▽

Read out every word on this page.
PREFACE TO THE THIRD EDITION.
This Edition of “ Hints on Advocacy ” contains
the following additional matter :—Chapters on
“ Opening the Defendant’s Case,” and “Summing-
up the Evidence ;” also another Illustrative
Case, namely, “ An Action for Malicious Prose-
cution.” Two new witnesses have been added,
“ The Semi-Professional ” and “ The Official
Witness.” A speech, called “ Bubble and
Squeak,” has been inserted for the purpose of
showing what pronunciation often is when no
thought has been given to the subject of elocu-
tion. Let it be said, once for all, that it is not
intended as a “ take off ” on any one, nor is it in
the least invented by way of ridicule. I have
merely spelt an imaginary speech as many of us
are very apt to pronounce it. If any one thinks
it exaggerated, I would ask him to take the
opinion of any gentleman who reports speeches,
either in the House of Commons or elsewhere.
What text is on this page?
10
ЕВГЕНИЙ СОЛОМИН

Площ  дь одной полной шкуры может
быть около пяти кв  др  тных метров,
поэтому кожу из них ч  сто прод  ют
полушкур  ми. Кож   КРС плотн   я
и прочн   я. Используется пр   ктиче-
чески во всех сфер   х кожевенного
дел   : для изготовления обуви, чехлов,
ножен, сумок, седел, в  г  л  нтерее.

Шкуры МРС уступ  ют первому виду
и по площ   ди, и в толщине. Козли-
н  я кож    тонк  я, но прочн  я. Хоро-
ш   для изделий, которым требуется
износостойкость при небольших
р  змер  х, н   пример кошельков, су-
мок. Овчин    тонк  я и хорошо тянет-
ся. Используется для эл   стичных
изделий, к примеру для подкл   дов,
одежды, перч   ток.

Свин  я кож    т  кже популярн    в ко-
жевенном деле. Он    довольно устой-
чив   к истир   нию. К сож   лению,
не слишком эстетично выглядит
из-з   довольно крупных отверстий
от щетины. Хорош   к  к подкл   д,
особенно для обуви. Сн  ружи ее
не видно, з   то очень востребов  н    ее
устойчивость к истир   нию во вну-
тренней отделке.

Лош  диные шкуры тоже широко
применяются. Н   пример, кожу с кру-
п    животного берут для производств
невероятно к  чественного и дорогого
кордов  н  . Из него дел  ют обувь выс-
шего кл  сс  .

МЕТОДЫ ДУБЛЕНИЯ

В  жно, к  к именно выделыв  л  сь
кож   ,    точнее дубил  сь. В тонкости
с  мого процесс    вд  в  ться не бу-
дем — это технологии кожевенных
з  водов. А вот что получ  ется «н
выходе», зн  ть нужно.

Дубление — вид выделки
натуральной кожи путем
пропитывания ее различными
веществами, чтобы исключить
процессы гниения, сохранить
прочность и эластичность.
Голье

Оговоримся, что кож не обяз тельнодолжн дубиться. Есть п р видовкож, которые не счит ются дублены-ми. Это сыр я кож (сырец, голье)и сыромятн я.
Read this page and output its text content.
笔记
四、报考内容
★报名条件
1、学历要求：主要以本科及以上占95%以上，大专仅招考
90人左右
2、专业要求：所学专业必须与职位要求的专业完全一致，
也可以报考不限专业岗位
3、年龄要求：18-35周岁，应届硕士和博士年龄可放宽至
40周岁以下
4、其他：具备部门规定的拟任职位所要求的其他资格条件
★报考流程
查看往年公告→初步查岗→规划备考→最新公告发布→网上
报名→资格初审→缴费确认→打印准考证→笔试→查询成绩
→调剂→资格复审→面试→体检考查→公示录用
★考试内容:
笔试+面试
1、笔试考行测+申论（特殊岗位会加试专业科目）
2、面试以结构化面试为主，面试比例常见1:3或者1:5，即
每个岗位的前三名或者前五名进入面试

△

Each record above should be restated word for word.

__Exercise output__:
Read out every word on this page.
PREFACE TO THE THIRD EDITION.
This Edition of “ Hints on Advocacy ” contains
the following additional matter :—Chapters on
“ Opening the Defendant’s Case,” and “Summing-
up the Evidence ;” also another Illustrative
Case, namely, “ An Action for Malicious Prose-
cution.” Two new witnesses have been added,
“ The Semi-Professional ” and “ The Official
Witness.” A speech, called “ Bubble and
Squeak,” has been inserted for the purpose of
showing what pronunciation often is when no
thought has been given to the subject of elocu-
tion. Let it be said, once for all, that it is not
intended as a “ take off ” on any one, nor is it in
the least invented by way of ridicule. I have
merely spelt an imaginary speech as many of us
are very apt to pronounce it. If any one thinks
it exaggerated, I would ask him to take the
opinion of any gentleman who reports speeches,
either in the House of Commons or elsewhere.
What text is on this page?
10
ЕВГЕНИЙ СОЛОМИН

Площ  дь одной полной шкуры может
быть около пяти кв  др  тных метров,
поэтому кожу из них ч  сто прод  ют
полушкур  ми. Кож   КРС плотн   я
и прочн   я. Используется пр   ктиче-
чески во всех сфер   х кожевенного
дел   : для изготовления обуви, чехлов,
ножен, сумок, седел, в  г  л  нтерее.

Шкуры МРС уступ  ют первому виду
и по площ   ди, и в толщине. Козли-
н  я кож    тонк  я, но прочн  я. Хоро-
ш   для изделий, которым требуется
износостойкость при небольших
р  змер  х, н   пример кошельков, су-
мок. Овчин    тонк  я и хорошо тянет-
ся. Используется для эл   стичных
изделий, к примеру для подкл   дов,
одежды, перч   ток.

Свин  я кож    т  кже популярн    в ко-
жевенном деле. Он    довольно устой-
чив   к истир   нию. К сож   лению,
не слишком эстетично выглядит
из-з   довольно крупных отверстий
от щетины. Хорош   к  к подкл   д,
особенно для обуви. Сн  ружи ее
не видно, з   то очень востребов  н    ее
устойчивость к истир   нию во вну-
тренней отделке.

Лош  диные шкуры тоже широко
применяются. Н   пример, кожу с кру-
п    животного берут для производств
невероятно к  чественного и дорогого
кордов  н  . Из него дел  ют обувь выс-
шего кл  сс  .

МЕТОДЫ ДУБЛЕНИЯ

В  жно, к  к именно выделыв  л  сь
кож   ,    точнее дубил  сь. В тонкости
с  мого процесс    вд  в  ться не бу-
дем — это технологии кожевенных
з  водов. А вот что получ  ется «н
выходе», зн  ть нужно.

Дубление — вид выделки
натуральной кожи путем
пропитывания ее различными
веществами, чтобы исключить
процессы гниения, сохранить
прочность и эластичность.
Голье

Оговоримся, что кож не обяз тельнодолжн дубиться. Есть п р видовкож, которые не счит ются дублены-ми. Это сыр я кож (сырец, голье)и сыромятн я.
Read this page and output its text content.
笔记
四、报考内容
★报名条件
1、学历要求：主要以本科及以上占95%以上，大专仅招考
90人左右
2、专业要求：所学专业必须与职位要求的专业完全一致，
也可以报考不限专业岗位
3、年龄要求：18-35周岁，应届硕士和博士年龄可放宽至
40周岁以下
4、其他：具备部门规定的拟任职位所要求的其他资格条件
★报考流程
查看往年公告→初步查岗→规划备考→最新公告发布→网上
报名→资格初审→缴费确认→打印准考证→笔试→查询成绩
→调剂→资格复审→面试→体检考查→公示录用
★考试内容:
笔试+面试
1、笔试考行测+申论（特殊岗位会加试专业科目）
2、面试以结构化面试为主，面试比例常见1:3或者1:5，即
每个岗位的前三名或者前五名进入面试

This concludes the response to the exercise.